* _Written exercise_
Return every line below in which "Yield" appears.

Entries with figure data
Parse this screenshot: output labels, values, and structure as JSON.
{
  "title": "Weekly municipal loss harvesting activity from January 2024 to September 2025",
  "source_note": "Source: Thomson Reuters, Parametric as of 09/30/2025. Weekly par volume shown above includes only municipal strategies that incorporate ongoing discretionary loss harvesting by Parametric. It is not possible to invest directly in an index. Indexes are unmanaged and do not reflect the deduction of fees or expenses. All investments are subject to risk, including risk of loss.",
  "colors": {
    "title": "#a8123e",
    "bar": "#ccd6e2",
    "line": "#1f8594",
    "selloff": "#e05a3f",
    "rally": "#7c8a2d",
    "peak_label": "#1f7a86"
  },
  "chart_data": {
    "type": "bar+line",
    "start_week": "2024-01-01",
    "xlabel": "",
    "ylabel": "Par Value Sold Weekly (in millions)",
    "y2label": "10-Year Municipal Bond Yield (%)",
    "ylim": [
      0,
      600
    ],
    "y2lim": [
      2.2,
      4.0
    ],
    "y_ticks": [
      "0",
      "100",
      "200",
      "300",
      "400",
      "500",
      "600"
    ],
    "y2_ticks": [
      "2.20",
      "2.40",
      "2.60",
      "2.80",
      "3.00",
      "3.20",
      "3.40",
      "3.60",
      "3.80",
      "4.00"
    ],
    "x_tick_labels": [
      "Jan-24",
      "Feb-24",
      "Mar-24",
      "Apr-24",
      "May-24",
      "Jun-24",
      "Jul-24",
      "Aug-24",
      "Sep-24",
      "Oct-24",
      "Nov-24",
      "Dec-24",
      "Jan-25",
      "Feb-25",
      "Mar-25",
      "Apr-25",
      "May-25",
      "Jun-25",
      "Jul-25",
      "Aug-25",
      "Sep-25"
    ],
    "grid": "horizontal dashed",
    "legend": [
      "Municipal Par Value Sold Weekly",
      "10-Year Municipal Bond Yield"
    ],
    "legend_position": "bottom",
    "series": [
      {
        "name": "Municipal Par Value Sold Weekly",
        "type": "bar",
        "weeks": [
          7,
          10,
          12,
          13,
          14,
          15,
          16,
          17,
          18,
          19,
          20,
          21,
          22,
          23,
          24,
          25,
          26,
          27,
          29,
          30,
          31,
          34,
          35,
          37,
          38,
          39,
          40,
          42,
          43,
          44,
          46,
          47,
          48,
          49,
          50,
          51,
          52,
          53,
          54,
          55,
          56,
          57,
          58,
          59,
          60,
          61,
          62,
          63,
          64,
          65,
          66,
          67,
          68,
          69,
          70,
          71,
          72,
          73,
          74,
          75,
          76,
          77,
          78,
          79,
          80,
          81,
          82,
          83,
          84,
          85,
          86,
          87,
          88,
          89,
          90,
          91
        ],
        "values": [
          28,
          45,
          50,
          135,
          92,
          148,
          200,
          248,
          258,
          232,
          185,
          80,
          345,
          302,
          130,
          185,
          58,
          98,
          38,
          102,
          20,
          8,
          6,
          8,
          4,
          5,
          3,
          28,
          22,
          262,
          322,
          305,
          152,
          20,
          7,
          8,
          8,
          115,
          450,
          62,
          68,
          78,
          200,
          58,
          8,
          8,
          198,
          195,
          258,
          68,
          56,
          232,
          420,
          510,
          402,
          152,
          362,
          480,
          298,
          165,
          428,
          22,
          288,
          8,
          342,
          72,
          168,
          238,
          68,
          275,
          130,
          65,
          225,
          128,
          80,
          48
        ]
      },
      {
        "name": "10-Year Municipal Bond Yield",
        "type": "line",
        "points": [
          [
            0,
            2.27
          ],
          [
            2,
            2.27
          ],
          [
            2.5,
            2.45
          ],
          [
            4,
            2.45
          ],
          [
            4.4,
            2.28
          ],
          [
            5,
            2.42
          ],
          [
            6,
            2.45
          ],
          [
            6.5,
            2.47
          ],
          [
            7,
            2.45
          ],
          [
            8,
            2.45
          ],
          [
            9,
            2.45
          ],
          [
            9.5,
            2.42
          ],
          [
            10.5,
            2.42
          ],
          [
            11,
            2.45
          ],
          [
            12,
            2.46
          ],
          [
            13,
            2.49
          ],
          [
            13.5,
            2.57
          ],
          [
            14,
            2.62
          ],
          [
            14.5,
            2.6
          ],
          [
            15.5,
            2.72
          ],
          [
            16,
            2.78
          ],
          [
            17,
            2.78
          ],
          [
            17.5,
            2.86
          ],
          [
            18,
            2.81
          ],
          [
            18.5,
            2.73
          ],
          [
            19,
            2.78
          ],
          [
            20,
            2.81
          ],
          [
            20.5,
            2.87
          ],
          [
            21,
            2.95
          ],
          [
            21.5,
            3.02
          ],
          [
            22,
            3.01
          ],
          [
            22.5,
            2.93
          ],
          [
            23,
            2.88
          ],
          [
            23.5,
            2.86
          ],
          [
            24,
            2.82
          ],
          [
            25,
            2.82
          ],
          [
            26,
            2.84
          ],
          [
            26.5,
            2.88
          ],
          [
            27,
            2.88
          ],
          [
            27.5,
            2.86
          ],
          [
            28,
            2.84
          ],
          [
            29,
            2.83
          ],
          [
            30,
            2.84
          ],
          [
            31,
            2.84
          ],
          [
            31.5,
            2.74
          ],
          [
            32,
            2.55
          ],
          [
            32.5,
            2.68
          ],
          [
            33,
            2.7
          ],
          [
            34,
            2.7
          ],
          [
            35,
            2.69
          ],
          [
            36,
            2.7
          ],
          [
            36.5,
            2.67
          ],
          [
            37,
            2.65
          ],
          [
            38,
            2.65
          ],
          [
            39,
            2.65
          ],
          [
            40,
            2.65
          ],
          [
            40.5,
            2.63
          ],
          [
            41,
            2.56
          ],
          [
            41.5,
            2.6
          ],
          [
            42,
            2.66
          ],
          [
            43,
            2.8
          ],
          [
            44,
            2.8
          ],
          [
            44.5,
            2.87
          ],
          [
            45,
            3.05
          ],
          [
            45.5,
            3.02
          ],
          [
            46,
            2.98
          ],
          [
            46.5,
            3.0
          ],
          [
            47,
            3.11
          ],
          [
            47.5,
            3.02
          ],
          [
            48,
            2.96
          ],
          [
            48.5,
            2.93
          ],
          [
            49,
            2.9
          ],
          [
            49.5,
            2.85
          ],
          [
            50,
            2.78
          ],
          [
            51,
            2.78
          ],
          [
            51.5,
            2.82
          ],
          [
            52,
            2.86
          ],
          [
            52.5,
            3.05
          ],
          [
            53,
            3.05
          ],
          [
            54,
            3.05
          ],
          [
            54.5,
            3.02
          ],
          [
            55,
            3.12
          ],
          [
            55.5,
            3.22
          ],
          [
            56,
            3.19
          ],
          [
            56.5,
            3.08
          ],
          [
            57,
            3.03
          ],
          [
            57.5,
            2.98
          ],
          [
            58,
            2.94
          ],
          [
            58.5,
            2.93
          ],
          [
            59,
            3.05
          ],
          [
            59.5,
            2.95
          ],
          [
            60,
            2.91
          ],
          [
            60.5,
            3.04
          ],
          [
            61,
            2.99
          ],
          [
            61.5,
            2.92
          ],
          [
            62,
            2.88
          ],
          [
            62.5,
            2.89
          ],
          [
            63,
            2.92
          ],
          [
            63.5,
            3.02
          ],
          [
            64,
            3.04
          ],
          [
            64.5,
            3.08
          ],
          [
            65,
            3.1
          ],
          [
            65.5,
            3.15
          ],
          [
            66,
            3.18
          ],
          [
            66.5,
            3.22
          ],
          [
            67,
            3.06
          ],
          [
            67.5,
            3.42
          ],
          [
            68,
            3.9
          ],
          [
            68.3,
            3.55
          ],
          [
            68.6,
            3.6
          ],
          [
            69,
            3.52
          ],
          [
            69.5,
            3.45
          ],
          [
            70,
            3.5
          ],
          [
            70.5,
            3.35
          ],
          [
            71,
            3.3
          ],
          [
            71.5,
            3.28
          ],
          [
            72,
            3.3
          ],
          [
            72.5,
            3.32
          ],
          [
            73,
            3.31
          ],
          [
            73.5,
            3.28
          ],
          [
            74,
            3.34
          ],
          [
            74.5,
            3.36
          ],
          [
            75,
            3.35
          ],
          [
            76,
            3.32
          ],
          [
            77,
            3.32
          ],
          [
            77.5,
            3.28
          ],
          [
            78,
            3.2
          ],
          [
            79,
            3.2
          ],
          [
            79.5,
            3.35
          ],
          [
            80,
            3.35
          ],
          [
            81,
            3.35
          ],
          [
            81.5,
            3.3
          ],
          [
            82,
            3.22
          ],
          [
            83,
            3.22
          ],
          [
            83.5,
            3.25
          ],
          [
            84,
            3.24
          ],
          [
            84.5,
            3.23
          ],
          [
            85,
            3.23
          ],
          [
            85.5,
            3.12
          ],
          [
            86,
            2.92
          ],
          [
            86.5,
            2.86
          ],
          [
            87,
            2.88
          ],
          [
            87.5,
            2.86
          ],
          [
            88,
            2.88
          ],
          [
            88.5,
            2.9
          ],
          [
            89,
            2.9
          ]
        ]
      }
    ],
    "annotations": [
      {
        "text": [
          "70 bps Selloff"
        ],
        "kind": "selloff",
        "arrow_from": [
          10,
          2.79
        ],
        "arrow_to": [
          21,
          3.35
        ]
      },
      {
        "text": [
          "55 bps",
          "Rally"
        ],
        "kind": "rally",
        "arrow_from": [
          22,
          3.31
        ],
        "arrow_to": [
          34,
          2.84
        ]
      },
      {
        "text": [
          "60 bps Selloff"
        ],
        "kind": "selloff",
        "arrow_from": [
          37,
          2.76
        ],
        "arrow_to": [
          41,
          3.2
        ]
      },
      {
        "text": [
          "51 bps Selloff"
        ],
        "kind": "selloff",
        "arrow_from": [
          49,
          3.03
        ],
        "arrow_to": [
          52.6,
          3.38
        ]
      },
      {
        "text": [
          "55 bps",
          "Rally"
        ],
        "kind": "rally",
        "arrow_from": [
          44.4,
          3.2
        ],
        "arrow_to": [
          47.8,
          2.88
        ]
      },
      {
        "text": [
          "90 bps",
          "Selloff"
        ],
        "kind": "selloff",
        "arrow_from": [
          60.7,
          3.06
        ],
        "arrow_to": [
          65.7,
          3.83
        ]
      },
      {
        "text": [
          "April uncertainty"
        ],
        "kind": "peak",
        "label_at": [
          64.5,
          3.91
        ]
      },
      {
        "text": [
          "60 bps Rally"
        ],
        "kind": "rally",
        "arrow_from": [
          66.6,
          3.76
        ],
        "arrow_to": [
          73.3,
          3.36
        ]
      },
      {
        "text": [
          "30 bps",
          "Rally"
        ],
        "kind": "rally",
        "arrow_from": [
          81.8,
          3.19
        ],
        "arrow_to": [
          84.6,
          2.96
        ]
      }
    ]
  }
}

* _Full response_
    "y2label": "10-Year Municipal Bond Yield (%)",
      "10-Year Municipal Bond Yield"
        "name": "10-Year Municipal Bond Yield",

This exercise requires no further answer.